> _Stated task_
Filter the entries below, keeping only lines with the word "this".

> _Extracted material_

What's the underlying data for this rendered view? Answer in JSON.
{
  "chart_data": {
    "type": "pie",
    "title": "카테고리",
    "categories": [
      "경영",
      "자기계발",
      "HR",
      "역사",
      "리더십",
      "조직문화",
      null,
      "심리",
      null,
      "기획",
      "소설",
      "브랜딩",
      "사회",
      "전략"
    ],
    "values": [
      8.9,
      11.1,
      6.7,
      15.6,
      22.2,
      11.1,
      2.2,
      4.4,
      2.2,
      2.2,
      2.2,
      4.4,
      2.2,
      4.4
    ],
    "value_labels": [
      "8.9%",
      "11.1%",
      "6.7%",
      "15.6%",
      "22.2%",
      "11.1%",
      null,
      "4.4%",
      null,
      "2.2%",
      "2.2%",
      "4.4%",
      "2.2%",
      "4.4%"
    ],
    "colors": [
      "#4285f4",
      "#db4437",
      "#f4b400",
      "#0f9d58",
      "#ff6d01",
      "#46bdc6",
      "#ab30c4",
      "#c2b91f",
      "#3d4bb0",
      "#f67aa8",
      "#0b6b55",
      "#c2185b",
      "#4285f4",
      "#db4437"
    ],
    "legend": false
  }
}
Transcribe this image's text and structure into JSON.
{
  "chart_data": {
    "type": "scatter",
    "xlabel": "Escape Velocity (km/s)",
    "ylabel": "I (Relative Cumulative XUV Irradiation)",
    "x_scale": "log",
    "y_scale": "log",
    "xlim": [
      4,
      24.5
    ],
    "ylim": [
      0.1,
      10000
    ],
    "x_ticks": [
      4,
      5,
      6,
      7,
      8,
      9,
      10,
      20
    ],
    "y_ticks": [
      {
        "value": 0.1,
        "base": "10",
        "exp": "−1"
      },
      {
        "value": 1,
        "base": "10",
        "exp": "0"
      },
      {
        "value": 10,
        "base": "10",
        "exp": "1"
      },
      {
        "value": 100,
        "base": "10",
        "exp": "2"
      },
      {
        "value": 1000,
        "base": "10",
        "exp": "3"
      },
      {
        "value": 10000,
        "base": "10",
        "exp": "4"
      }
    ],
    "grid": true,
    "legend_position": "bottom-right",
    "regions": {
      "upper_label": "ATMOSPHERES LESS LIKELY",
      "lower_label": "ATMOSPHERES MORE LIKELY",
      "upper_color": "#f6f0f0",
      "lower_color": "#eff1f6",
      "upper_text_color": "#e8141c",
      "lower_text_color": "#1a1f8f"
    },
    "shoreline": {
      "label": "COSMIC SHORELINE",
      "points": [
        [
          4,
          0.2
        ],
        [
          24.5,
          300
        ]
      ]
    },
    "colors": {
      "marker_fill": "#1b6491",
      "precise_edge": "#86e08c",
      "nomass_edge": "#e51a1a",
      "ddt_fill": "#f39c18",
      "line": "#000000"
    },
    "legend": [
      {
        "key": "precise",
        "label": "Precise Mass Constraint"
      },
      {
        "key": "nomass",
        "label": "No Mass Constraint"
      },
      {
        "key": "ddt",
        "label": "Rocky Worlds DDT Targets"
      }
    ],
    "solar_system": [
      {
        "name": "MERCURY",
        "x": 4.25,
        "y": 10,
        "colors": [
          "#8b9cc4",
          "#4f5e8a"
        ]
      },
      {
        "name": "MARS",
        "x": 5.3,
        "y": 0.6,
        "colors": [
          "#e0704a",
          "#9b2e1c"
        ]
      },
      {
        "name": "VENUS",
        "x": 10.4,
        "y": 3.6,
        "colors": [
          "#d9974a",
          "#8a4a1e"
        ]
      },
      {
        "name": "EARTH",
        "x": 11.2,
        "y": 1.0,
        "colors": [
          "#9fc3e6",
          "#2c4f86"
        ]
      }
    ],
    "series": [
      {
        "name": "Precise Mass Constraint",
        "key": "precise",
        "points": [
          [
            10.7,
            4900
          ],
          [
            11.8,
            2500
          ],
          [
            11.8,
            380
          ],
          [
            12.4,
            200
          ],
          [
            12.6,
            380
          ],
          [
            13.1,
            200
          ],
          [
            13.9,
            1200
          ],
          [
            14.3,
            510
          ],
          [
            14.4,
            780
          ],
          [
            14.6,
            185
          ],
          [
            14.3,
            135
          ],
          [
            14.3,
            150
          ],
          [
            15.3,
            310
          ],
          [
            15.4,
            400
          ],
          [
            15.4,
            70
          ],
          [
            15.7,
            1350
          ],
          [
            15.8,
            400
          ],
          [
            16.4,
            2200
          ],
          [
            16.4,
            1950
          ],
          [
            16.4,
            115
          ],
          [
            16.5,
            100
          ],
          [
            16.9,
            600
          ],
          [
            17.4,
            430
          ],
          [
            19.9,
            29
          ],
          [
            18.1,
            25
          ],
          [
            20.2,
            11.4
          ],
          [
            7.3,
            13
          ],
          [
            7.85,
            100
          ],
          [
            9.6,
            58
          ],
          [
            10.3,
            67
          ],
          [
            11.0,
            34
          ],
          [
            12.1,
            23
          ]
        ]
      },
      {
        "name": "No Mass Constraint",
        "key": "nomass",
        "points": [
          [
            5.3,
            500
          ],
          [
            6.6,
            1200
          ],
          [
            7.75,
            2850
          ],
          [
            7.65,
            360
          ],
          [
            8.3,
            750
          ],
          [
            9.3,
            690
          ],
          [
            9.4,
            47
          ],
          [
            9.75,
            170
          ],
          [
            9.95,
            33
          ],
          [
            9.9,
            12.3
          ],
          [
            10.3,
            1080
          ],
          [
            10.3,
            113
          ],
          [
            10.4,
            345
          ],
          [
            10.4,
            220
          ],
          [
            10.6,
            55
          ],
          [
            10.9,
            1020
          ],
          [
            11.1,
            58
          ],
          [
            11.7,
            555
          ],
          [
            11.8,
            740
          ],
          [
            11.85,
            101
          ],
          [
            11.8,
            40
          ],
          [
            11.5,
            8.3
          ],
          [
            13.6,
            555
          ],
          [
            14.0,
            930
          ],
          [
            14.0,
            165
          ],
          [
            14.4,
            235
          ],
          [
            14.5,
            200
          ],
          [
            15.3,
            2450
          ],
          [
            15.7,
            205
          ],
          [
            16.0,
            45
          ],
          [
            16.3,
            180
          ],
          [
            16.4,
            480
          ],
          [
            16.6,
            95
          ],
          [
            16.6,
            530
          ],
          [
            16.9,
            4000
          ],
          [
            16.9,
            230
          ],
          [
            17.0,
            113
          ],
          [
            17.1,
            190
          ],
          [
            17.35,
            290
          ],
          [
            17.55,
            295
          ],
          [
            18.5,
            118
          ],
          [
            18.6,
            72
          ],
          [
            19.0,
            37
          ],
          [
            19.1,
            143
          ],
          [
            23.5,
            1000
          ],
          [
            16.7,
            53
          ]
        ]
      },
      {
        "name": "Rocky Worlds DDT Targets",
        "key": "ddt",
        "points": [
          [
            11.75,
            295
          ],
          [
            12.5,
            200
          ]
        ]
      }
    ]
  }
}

> _Expected answer_
What's the underlying data for this rendered view? Answer in JSON.
Transcribe this image's text and structure into JSON.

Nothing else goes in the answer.